Data for processing »
==============================

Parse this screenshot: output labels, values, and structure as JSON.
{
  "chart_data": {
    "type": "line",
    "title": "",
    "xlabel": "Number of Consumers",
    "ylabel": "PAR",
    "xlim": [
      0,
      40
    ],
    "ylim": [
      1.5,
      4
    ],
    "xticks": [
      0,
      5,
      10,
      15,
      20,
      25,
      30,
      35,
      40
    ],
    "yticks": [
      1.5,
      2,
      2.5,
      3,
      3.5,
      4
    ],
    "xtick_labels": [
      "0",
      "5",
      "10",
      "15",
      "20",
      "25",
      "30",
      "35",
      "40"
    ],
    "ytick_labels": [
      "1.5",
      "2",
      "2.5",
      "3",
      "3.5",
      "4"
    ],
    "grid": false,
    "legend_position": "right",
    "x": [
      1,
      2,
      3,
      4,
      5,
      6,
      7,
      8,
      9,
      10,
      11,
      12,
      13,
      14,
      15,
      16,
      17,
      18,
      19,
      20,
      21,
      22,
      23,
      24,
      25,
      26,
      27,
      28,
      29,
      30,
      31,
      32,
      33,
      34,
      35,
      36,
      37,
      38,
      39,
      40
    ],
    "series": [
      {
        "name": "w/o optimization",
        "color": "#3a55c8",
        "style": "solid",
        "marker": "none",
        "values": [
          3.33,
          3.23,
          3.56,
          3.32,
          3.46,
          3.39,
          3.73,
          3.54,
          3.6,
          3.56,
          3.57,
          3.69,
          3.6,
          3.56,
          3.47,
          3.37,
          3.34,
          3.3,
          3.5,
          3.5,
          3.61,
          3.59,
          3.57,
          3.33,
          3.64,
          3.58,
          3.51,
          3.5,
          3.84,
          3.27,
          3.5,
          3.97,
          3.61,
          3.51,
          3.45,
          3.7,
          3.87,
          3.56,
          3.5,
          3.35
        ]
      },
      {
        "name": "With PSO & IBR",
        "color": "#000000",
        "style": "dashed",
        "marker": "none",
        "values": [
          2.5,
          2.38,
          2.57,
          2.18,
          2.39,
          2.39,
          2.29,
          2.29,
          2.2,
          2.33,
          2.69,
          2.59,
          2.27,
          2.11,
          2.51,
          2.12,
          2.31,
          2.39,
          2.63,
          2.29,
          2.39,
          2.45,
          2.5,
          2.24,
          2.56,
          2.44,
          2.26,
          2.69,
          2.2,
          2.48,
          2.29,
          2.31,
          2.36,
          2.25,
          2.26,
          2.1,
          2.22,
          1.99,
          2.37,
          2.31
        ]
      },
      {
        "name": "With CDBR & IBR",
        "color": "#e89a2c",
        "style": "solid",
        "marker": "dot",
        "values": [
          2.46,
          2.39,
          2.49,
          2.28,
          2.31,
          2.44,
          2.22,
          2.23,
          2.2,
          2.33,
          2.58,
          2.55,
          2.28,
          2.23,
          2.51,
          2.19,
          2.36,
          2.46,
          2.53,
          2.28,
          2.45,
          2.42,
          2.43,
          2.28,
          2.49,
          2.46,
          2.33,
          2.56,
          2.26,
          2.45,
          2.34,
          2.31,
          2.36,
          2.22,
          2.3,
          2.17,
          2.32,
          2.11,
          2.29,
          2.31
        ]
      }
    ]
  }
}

==============================

Given problem » Reproduce every entry shown above, precisely as it stands.

Response »
Parse this screenshot: output labels, values, and structure as JSON.
{
  "chart_data": {
    "type": "line",
    "title": "",
    "xlabel": "Number of Consumers",
    "ylabel": "PAR",
    "xlim": [
      0,
      40
    ],
    "ylim": [
      1.5,
      4
    ],
    "xticks": [
      0,
      5,
      10,
      15,
      20,
      25,
      30,
      35,
      40
    ],
    "yticks": [
      1.5,
      2,
      2.5,
      3,
      3.5,
      4
    ],
    "xtick_labels": [
      "0",
      "5",
      "10",
      "15",
      "20",
      "25",
      "30",
      "35",
      "40"
    ],
    "ytick_labels": [
      "1.5",
      "2",
      "2.5",
      "3",
      "3.5",
      "4"
    ],
    "grid": false,
    "legend_position": "right",
    "x": [
      1,
      2,
      3,
      4,
      5,
      6,
      7,
      8,
      9,
      10,
      11,
      12,
      13,
      14,
      15,
      16,
      17,
      18,
      19,
      20,
      21,
      22,
      23,
      24,
      25,
      26,
      27,
      28,
      29,
      30,
      31,
      32,
      33,
      34,
      35,
      36,
      37,
      38,
      39,
      40
    ],
    "series": [
      {
        "name": "w/o optimization",
        "color": "#3a55c8",
        "style": "solid",
        "marker": "none",
        "values": [
          3.33,
          3.23,
          3.56,
          3.32,
          3.46,
          3.39,
          3.73,
          3.54,
          3.6,
          3.56,
          3.57,
          3.69,
          3.6,
          3.56,
          3.47,
          3.37,
          3.34,
          3.3,
          3.5,
          3.5,
          3.61,
          3.59,
          3.57,
          3.33,
          3.64,
          3.58,
          3.51,
          3.5,
          3.84,
          3.27,
          3.5,
          3.97,
          3.61,
          3.51,
          3.45,
          3.7,
          3.87,
          3.56,
          3.5,
          3.35
        ]
      },
      {
        "name": "With PSO & IBR",
        "color": "#000000",
        "style": "dashed",
        "marker": "none",
        "values": [
          2.5,
          2.38,
          2.57,
          2.18,
          2.39,
          2.39,
          2.29,
          2.29,
          2.2,
          2.33,
          2.69,
          2.59,
          2.27,
          2.11,
          2.51,
          2.12,
          2.31,
          2.39,
          2.63,
          2.29,
          2.39,
          2.45,
          2.5,
          2.24,
          2.56,
          2.44,
          2.26,
          2.69,
          2.2,
          2.48,
          2.29,
          2.31,
          2.36,
          2.25,
          2.26,
          2.1,
          2.22,
          1.99,
          2.37,
          2.31
        ]
      },
      {
        "name": "With CDBR & IBR",
        "color": "#e89a2c",
        "style": "solid",
        "marker": "dot",
        "values": [
          2.46,
          2.39,
          2.49,
          2.28,
          2.31,
          2.44,
          2.22,
          2.23,
          2.2,
          2.33,
          2.58,
          2.55,
          2.28,
          2.23,
          2.51,
          2.19,
          2.36,
          2.46,
          2.53,
          2.28,
          2.45,
          2.42,
          2.43,
          2.28,
          2.49,
          2.46,
          2.33,
          2.56,
          2.26,
          2.45,
          2.34,
          2.31,
          2.36,
          2.22,
          2.3,
          2.17,
          2.32,
          2.11,
          2.29,
          2.31
        ]
      }
    ]
  }
}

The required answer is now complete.